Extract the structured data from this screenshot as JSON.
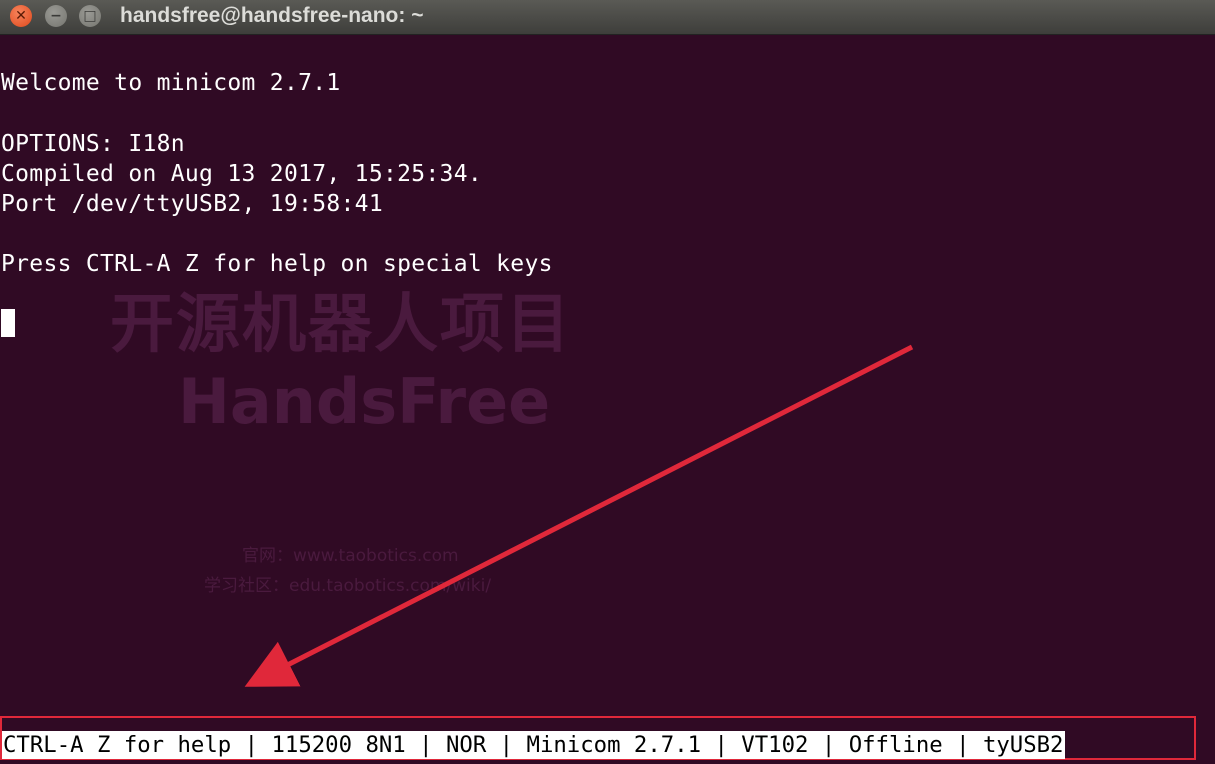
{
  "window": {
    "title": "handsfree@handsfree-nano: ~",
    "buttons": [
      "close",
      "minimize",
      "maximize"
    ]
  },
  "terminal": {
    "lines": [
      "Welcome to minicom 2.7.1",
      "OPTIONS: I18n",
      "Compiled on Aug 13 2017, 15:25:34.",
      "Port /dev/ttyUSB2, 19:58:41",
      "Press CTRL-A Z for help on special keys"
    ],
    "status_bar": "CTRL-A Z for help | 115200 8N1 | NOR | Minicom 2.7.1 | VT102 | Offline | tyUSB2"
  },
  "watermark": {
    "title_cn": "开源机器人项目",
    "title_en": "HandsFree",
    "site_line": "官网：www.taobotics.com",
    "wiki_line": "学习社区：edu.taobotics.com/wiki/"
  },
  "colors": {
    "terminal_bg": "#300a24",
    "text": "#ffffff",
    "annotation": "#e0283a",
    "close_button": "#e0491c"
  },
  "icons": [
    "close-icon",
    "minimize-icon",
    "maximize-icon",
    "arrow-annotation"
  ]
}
· · ·
STATED TASK: Pull out and copy each line containing the string "CTRL".

WRITTEN SOLUTION:
      "Press CTRL-A Z for help on special keys"
    "status_bar": "CTRL-A Z for help | 115200 8N1 | NOR | Minicom 2.7.1 | VT102 | Offline | tyUSB2"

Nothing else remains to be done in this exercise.